Material provided:

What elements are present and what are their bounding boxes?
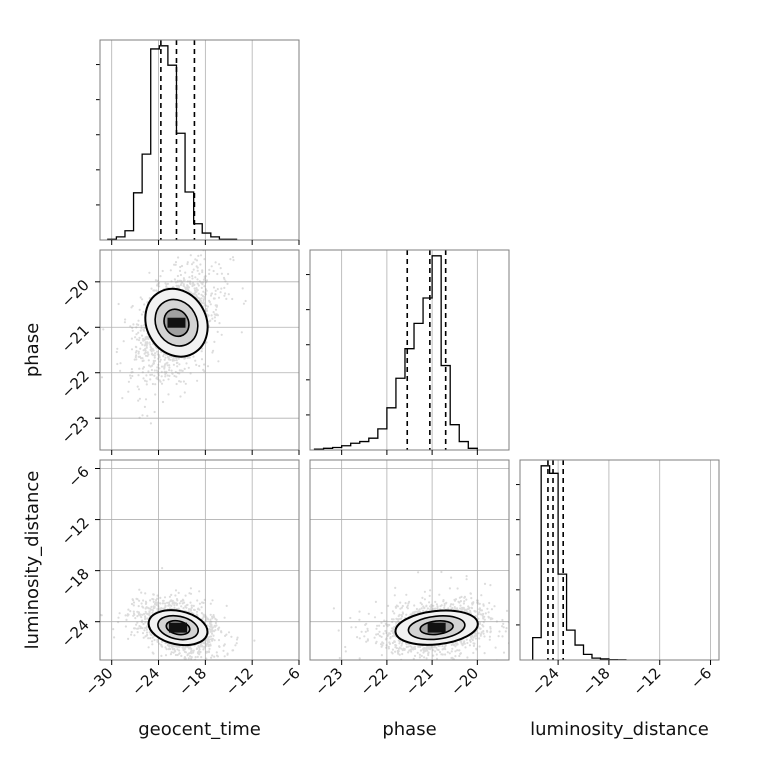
- x-tick-label-geocent_time: −30: [81, 664, 116, 699]
- panel-content: [100, 250, 247, 425]
- panel-border: [99, 39, 300, 241]
- x-tick-label-geocent_time: −24: [128, 664, 163, 699]
- x-tick-label-luminosity_distance: −24: [528, 664, 563, 699]
- y-tick-label-luminosity_distance: −6: [64, 463, 92, 491]
- x-tick-label-geocent_time: −12: [222, 664, 257, 699]
- histogram-panel-luminosity_distance: [516, 459, 720, 661]
- x-tick-label-phase: −23: [311, 664, 346, 699]
- x-axis-title-geocent_time: geocent_time: [138, 719, 261, 740]
- scatter-panel-phase-luminosity_distance: [309, 459, 510, 661]
- panel-content: [100, 567, 256, 660]
- y-tick-label-luminosity_distance: −24: [58, 616, 93, 651]
- histogram-step-luminosity_distance: [532, 465, 627, 661]
- y-tick-label-phase: −22: [58, 367, 93, 402]
- histogram-panel-geocent_time: [96, 39, 300, 241]
- x-tick-label-phase: −22: [357, 664, 392, 699]
- panel-border: [99, 459, 300, 661]
- density-peak: [167, 317, 186, 328]
- x-tick-label-geocent_time: −18: [175, 664, 210, 699]
- scatter-panel-geocent_time-luminosity_distance: [99, 459, 300, 661]
- panel-border: [309, 249, 510, 451]
- x-axis-title-phase: phase: [382, 719, 436, 740]
- x-tick-label-geocent_time: −6: [275, 664, 303, 692]
- scatter-panel-geocent_time-phase: [99, 249, 300, 451]
- x-tick-label-luminosity_distance: −12: [629, 664, 664, 699]
- density-peak: [169, 622, 188, 633]
- y-tick-label-phase: −21: [58, 321, 93, 356]
- histogram-step-geocent_time: [107, 45, 238, 240]
- histogram-step-phase: [313, 255, 478, 450]
- panel-content: [332, 570, 509, 660]
- y-axis-title-phase: phase: [22, 323, 43, 377]
- panel-border: [309, 459, 510, 661]
- x-tick-label-phase: −21: [402, 664, 437, 699]
- histogram-panel-phase: [306, 249, 510, 451]
- x-tick-label-luminosity_distance: −6: [687, 664, 715, 692]
- density-peak: [427, 622, 446, 633]
- x-tick-label-phase: −20: [447, 664, 482, 699]
- y-tick-label-phase: −20: [58, 276, 93, 311]
- y-tick-label-luminosity_distance: −18: [58, 565, 93, 600]
- x-tick-label-luminosity_distance: −18: [579, 664, 614, 699]
- panel-border: [519, 459, 720, 661]
- y-tick-label-phase: −23: [58, 412, 93, 447]
- panel-border: [99, 249, 300, 451]
- y-tick-label-luminosity_distance: −12: [58, 514, 93, 549]
- x-axis-title-luminosity_distance: luminosity_distance: [530, 719, 709, 740]
- y-axis-title-luminosity_distance: luminosity_distance: [22, 471, 43, 650]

Goal:
Write out every line of the records above word for word, leaving out the pictures.

Result for this task:
What elements are present and what are their bounding boxes?
- x-tick-label-geocent_time: −30: [81, 664, 116, 699]
- panel-content: [100, 250, 247, 425]
- panel-border: [99, 39, 300, 241]
- x-tick-label-geocent_time: −24: [128, 664, 163, 699]
- x-tick-label-luminosity_distance: −24: [528, 664, 563, 699]
- y-tick-label-luminosity_distance: −6: [64, 463, 92, 491]
- x-tick-label-geocent_time: −12: [222, 664, 257, 699]
- histogram-panel-luminosity_distance: [516, 459, 720, 661]
- x-tick-label-phase: −23: [311, 664, 346, 699]
- x-axis-title-geocent_time: geocent_time: [138, 719, 261, 740]
- scatter-panel-phase-luminosity_distance: [309, 459, 510, 661]
- panel-content: [100, 567, 256, 660]
- y-tick-label-luminosity_distance: −24: [58, 616, 93, 651]
- histogram-step-luminosity_distance: [532, 465, 627, 661]
- y-tick-label-phase: −22: [58, 367, 93, 402]
- histogram-panel-geocent_time: [96, 39, 300, 241]
- x-tick-label-phase: −22: [357, 664, 392, 699]
- panel-border: [99, 459, 300, 661]
- density-peak: [167, 317, 186, 328]
- x-tick-label-geocent_time: −18: [175, 664, 210, 699]
- scatter-panel-geocent_time-luminosity_distance: [99, 459, 300, 661]
- panel-border: [309, 249, 510, 451]
- x-axis-title-phase: phase: [382, 719, 436, 740]
- x-tick-label-geocent_time: −6: [275, 664, 303, 692]
- scatter-panel-geocent_time-phase: [99, 249, 300, 451]
- x-tick-label-luminosity_distance: −12: [629, 664, 664, 699]
- density-peak: [169, 622, 188, 633]
- y-tick-label-phase: −21: [58, 321, 93, 356]
- histogram-step-geocent_time: [107, 45, 238, 240]
- histogram-step-phase: [313, 255, 478, 450]
- panel-content: [332, 570, 509, 660]
- y-axis-title-phase: phase: [22, 323, 43, 377]
- panel-border: [309, 459, 510, 661]
- x-tick-label-phase: −21: [402, 664, 437, 699]
- histogram-panel-phase: [306, 249, 510, 451]
- x-tick-label-luminosity_distance: −6: [687, 664, 715, 692]
- density-peak: [427, 622, 446, 633]
- x-tick-label-phase: −20: [447, 664, 482, 699]
- y-tick-label-phase: −20: [58, 276, 93, 311]
- y-tick-label-luminosity_distance: −18: [58, 565, 93, 600]
- x-tick-label-luminosity_distance: −18: [579, 664, 614, 699]
- panel-border: [519, 459, 720, 661]
- y-tick-label-phase: −23: [58, 412, 93, 447]
- panel-border: [99, 249, 300, 451]
- y-tick-label-luminosity_distance: −12: [58, 514, 93, 549]
- x-axis-title-luminosity_distance: luminosity_distance: [530, 719, 709, 740]
- y-axis-title-luminosity_distance: luminosity_distance: [22, 471, 43, 650]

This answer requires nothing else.